=== Data section ===
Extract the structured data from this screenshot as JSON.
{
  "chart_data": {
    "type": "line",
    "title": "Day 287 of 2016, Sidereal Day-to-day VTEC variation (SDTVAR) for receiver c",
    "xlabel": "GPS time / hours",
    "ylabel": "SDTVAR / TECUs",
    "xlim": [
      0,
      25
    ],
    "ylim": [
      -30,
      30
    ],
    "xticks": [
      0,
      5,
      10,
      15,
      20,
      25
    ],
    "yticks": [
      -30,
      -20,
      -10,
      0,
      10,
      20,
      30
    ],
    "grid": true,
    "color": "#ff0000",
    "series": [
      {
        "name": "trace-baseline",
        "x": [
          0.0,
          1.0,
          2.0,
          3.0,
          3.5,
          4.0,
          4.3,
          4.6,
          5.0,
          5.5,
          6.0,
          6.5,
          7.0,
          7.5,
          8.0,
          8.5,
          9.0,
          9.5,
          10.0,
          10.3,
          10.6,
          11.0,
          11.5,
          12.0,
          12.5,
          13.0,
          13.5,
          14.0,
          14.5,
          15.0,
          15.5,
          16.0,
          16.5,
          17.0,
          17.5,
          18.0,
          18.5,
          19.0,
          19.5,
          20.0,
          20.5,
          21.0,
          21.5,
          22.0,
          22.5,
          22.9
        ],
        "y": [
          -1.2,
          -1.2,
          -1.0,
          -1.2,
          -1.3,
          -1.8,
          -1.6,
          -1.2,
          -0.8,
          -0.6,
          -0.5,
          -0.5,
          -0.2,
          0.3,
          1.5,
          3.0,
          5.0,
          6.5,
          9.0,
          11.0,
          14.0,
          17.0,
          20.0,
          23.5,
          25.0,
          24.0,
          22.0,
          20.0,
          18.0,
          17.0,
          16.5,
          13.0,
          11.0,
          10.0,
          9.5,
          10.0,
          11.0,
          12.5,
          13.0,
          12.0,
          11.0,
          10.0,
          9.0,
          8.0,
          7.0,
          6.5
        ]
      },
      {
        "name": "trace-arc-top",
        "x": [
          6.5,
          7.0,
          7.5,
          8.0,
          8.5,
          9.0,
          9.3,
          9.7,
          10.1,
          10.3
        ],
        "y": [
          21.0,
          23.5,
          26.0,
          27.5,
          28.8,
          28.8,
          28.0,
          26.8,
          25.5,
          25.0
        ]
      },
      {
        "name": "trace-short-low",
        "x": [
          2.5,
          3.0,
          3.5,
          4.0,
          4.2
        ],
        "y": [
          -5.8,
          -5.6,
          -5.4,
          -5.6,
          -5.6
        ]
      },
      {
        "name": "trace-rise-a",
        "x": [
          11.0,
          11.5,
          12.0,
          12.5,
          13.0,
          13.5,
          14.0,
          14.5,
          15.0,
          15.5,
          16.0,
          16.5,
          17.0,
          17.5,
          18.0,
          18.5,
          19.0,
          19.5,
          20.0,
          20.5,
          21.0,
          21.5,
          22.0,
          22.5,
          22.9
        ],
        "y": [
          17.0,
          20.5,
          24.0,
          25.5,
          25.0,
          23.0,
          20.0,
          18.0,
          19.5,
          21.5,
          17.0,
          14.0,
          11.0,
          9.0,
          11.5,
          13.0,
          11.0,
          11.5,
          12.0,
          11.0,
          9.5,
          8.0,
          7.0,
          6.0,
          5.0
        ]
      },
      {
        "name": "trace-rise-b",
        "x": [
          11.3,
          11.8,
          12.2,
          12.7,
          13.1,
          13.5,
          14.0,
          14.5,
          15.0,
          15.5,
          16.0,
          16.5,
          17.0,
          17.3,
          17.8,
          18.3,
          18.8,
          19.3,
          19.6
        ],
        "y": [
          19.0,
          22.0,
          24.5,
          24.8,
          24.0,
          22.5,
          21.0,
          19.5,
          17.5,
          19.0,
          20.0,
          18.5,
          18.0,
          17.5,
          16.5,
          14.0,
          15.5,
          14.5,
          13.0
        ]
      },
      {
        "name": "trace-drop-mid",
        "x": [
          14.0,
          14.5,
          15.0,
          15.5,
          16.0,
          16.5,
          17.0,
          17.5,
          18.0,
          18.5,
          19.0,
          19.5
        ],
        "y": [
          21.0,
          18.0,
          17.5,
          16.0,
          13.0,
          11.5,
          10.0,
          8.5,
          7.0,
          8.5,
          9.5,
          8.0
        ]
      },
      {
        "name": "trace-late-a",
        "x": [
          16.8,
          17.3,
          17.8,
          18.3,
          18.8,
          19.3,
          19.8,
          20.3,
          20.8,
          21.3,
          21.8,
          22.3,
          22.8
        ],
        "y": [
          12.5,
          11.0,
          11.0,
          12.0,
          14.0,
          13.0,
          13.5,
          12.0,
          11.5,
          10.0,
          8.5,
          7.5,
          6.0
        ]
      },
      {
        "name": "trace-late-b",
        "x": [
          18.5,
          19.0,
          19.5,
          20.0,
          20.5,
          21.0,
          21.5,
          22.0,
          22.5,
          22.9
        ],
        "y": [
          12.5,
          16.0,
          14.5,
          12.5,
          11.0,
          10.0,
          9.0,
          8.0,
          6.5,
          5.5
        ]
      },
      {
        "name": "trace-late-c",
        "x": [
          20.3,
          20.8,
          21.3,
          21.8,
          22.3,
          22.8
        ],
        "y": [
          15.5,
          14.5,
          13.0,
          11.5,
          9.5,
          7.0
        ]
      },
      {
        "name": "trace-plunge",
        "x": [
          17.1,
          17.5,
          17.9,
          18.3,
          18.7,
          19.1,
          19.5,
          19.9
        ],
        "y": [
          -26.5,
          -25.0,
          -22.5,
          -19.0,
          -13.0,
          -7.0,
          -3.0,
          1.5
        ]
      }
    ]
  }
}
===
* [Task goal]
Each line above must be reproduced exactly as it stands.

* [Output]
Extract the structured data from this screenshot as JSON.
{
  "chart_data": {
    "type": "line",
    "title": "Day 287 of 2016, Sidereal Day-to-day VTEC variation (SDTVAR) for receiver c",
    "xlabel": "GPS time / hours",
    "ylabel": "SDTVAR / TECUs",
    "xlim": [
      0,
      25
    ],
    "ylim": [
      -30,
      30
    ],
    "xticks": [
      0,
      5,
      10,
      15,
      20,
      25
    ],
    "yticks": [
      -30,
      -20,
      -10,
      0,
      10,
      20,
      30
    ],
    "grid": true,
    "color": "#ff0000",
    "series": [
      {
        "name": "trace-baseline",
        "x": [
          0.0,
          1.0,
          2.0,
          3.0,
          3.5,
          4.0,
          4.3,
          4.6,
          5.0,
          5.5,
          6.0,
          6.5,
          7.0,
          7.5,
          8.0,
          8.5,
          9.0,
          9.5,
          10.0,
          10.3,
          10.6,
          11.0,
          11.5,
          12.0,
          12.5,
          13.0,
          13.5,
          14.0,
          14.5,
          15.0,
          15.5,
          16.0,
          16.5,
          17.0,
          17.5,
          18.0,
          18.5,
          19.0,
          19.5,
          20.0,
          20.5,
          21.0,
          21.5,
          22.0,
          22.5,
          22.9
        ],
        "y": [
          -1.2,
          -1.2,
          -1.0,
          -1.2,
          -1.3,
          -1.8,
          -1.6,
          -1.2,
          -0.8,
          -0.6,
          -0.5,
          -0.5,
          -0.2,
          0.3,
          1.5,
          3.0,
          5.0,
          6.5,
          9.0,
          11.0,
          14.0,
          17.0,
          20.0,
          23.5,
          25.0,
          24.0,
          22.0,
          20.0,
          18.0,
          17.0,
          16.5,
          13.0,
          11.0,
          10.0,
          9.5,
          10.0,
          11.0,
          12.5,
          13.0,
          12.0,
          11.0,
          10.0,
          9.0,
          8.0,
          7.0,
          6.5
        ]
      },
      {
        "name": "trace-arc-top",
        "x": [
          6.5,
          7.0,
          7.5,
          8.0,
          8.5,
          9.0,
          9.3,
          9.7,
          10.1,
          10.3
        ],
        "y": [
          21.0,
          23.5,
          26.0,
          27.5,
          28.8,
          28.8,
          28.0,
          26.8,
          25.5,
          25.0
        ]
      },
      {
        "name": "trace-short-low",
        "x": [
          2.5,
          3.0,
          3.5,
          4.0,
          4.2
        ],
        "y": [
          -5.8,
          -5.6,
          -5.4,
          -5.6,
          -5.6
        ]
      },
      {
        "name": "trace-rise-a",
        "x": [
          11.0,
          11.5,
          12.0,
          12.5,
          13.0,
          13.5,
          14.0,
          14.5,
          15.0,
          15.5,
          16.0,
          16.5,
          17.0,
          17.5,
          18.0,
          18.5,
          19.0,
          19.5,
          20.0,
          20.5,
          21.0,
          21.5,
          22.0,
          22.5,
          22.9
        ],
        "y": [
          17.0,
          20.5,
          24.0,
          25.5,
          25.0,
          23.0,
          20.0,
          18.0,
          19.5,
          21.5,
          17.0,
          14.0,
          11.0,
          9.0,
          11.5,
          13.0,
          11.0,
          11.5,
          12.0,
          11.0,
          9.5,
          8.0,
          7.0,
          6.0,
          5.0
        ]
      },
      {
        "name": "trace-rise-b",
        "x": [
          11.3,
          11.8,
          12.2,
          12.7,
          13.1,
          13.5,
          14.0,
          14.5,
          15.0,
          15.5,
          16.0,
          16.5,
          17.0,
          17.3,
          17.8,
          18.3,
          18.8,
          19.3,
          19.6
        ],
        "y": [
          19.0,
          22.0,
          24.5,
          24.8,
          24.0,
          22.5,
          21.0,
          19.5,
          17.5,
          19.0,
          20.0,
          18.5,
          18.0,
          17.5,
          16.5,
          14.0,
          15.5,
          14.5,
          13.0
        ]
      },
      {
        "name": "trace-drop-mid",
        "x": [
          14.0,
          14.5,
          15.0,
          15.5,
          16.0,
          16.5,
          17.0,
          17.5,
          18.0,
          18.5,
          19.0,
          19.5
        ],
        "y": [
          21.0,
          18.0,
          17.5,
          16.0,
          13.0,
          11.5,
          10.0,
          8.5,
          7.0,
          8.5,
          9.5,
          8.0
        ]
      },
      {
        "name": "trace-late-a",
        "x": [
          16.8,
          17.3,
          17.8,
          18.3,
          18.8,
          19.3,
          19.8,
          20.3,
          20.8,
          21.3,
          21.8,
          22.3,
          22.8
        ],
        "y": [
          12.5,
          11.0,
          11.0,
          12.0,
          14.0,
          13.0,
          13.5,
          12.0,
          11.5,
          10.0,
          8.5,
          7.5,
          6.0
        ]
      },
      {
        "name": "trace-late-b",
        "x": [
          18.5,
          19.0,
          19.5,
          20.0,
          20.5,
          21.0,
          21.5,
          22.0,
          22.5,
          22.9
        ],
        "y": [
          12.5,
          16.0,
          14.5,
          12.5,
          11.0,
          10.0,
          9.0,
          8.0,
          6.5,
          5.5
        ]
      },
      {
        "name": "trace-late-c",
        "x": [
          20.3,
          20.8,
          21.3,
          21.8,
          22.3,
          22.8
        ],
        "y": [
          15.5,
          14.5,
          13.0,
          11.5,
          9.5,
          7.0
        ]
      },
      {
        "name": "trace-plunge",
        "x": [
          17.1,
          17.5,
          17.9,
          18.3,
          18.7,
          19.1,
          19.5,
          19.9
        ],
        "y": [
          -26.5,
          -25.0,
          -22.5,
          -19.0,
          -13.0,
          -7.0,
          -3.0,
          1.5
        ]
      }
    ]
  }
}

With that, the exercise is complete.